• _Set problem_:
Give the count of lines holding the string "name" and nothing else.

The records start

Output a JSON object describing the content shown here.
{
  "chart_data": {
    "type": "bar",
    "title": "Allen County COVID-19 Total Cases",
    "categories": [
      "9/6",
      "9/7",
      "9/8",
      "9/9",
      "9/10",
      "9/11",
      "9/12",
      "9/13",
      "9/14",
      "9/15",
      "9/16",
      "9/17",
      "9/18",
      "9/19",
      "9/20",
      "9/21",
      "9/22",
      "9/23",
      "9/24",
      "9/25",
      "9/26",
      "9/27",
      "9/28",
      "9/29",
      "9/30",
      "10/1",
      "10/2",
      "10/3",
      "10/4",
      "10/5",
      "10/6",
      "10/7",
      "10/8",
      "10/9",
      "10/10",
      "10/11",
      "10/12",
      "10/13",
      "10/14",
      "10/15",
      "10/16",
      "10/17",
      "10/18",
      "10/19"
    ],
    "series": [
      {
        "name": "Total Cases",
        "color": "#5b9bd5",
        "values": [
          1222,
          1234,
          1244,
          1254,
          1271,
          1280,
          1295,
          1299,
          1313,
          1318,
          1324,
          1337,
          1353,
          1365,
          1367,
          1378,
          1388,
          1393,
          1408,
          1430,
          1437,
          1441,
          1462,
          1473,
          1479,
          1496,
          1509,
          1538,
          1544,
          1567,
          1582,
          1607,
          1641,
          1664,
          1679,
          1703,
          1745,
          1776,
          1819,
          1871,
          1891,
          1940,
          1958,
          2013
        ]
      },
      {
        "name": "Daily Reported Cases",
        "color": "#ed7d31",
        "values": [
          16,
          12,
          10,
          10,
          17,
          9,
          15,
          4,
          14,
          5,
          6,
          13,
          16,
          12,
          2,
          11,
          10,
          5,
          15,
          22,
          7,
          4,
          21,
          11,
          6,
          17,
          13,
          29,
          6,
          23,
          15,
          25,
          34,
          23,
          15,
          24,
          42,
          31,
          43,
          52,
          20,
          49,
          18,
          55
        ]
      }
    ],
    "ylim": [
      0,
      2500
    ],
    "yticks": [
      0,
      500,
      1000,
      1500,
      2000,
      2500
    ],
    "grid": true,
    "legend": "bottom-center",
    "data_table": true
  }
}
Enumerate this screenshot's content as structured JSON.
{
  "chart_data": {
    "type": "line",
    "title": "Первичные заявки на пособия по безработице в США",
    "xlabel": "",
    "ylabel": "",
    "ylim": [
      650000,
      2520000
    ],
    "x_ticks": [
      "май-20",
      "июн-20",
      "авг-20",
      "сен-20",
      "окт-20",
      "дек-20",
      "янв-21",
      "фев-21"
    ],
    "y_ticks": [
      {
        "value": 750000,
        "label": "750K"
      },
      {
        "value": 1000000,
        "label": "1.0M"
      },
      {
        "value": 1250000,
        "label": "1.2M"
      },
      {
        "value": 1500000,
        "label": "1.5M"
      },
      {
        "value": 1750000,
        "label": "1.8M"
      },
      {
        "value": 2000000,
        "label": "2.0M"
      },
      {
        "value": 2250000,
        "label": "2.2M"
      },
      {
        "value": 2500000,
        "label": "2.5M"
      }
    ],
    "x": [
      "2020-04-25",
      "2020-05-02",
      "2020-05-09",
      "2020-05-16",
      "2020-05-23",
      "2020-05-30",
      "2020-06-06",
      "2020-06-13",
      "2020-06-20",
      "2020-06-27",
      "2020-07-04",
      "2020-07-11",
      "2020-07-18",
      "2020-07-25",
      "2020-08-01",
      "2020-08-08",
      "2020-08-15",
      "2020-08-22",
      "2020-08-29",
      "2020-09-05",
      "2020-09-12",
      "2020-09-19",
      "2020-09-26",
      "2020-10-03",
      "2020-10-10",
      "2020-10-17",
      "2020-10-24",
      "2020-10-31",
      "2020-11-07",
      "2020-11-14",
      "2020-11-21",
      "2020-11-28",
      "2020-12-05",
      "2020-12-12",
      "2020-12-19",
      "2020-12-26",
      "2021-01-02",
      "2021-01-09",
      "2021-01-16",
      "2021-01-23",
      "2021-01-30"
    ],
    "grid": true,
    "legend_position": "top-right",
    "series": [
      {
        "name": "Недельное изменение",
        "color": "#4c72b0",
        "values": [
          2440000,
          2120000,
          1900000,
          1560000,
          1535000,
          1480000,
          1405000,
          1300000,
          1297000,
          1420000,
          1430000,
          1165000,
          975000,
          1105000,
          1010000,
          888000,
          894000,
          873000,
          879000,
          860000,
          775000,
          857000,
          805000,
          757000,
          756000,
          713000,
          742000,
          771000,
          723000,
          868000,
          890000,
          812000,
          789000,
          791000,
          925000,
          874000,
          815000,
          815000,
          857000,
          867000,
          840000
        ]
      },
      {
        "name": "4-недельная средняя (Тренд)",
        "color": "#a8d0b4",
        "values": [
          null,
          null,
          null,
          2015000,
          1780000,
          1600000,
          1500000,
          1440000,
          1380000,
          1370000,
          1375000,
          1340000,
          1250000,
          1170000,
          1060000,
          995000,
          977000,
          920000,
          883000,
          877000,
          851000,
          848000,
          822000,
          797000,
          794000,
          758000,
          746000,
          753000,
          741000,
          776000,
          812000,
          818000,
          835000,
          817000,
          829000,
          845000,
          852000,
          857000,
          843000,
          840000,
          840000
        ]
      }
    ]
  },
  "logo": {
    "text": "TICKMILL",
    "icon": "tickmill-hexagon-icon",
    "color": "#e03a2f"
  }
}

The records end

• _Correct answer_:
4